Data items
— Start —
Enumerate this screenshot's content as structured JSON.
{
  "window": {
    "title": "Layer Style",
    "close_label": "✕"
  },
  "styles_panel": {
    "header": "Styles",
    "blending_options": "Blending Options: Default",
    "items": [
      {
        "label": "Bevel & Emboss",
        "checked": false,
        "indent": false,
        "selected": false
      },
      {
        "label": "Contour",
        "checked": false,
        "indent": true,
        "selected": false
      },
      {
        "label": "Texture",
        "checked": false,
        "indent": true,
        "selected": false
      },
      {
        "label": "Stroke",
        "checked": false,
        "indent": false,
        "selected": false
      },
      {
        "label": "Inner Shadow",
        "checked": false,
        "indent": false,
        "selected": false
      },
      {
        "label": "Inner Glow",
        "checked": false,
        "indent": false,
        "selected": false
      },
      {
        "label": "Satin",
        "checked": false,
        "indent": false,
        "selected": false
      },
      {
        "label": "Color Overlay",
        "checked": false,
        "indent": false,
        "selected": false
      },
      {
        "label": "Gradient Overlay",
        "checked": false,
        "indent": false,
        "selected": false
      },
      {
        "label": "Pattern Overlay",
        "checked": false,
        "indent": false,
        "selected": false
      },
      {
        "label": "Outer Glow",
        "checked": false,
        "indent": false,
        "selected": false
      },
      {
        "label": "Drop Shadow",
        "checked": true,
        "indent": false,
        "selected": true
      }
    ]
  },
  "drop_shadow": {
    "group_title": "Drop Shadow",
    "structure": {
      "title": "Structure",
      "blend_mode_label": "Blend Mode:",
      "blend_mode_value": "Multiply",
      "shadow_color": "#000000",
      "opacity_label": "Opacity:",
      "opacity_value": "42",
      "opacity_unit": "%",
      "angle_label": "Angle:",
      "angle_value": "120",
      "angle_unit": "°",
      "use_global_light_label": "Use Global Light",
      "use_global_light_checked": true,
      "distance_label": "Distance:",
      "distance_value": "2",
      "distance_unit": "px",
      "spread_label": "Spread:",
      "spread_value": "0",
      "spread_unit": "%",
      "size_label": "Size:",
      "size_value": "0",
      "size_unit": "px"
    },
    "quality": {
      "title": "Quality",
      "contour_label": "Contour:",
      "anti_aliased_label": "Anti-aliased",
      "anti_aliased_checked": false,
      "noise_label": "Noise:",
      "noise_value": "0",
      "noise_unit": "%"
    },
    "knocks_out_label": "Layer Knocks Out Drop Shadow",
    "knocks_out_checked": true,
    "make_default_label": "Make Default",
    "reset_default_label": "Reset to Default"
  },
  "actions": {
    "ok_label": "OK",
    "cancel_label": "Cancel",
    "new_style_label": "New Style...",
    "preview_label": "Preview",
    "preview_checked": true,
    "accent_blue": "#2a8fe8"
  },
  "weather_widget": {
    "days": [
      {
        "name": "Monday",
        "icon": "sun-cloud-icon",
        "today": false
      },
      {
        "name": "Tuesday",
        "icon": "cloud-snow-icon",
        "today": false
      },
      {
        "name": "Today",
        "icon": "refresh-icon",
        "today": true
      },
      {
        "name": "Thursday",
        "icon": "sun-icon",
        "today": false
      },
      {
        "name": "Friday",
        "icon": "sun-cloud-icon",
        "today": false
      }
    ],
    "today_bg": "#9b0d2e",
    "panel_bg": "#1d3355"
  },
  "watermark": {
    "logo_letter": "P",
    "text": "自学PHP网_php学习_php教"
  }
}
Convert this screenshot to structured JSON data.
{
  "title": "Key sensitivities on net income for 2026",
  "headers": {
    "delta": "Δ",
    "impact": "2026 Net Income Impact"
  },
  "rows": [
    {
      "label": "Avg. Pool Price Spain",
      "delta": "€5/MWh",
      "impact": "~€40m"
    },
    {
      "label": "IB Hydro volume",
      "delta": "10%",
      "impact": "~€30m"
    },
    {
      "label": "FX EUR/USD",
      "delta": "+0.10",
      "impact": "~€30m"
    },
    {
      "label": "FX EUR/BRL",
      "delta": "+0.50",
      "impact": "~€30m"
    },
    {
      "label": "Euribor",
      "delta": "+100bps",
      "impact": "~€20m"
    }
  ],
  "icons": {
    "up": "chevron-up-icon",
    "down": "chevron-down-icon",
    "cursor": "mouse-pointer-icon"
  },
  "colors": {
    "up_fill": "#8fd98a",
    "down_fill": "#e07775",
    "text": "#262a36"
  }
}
— End —
— Start —
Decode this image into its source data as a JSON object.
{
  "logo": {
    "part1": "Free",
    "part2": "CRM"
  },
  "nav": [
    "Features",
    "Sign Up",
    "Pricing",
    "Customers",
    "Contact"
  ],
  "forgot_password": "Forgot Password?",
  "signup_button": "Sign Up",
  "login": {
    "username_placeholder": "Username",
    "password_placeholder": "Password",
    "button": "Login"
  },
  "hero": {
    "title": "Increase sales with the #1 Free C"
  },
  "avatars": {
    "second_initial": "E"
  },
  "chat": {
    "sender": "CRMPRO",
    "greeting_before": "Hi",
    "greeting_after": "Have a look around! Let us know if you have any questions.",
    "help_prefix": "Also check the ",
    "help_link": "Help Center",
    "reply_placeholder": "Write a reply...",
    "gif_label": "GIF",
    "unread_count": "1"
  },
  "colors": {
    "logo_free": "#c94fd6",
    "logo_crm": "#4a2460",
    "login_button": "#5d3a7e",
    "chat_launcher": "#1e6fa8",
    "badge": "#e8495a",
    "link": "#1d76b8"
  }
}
— End —
#### [Written task]
Give the number of lines in the data that contain "Contour", with no other words.

#### [Output for this task]
2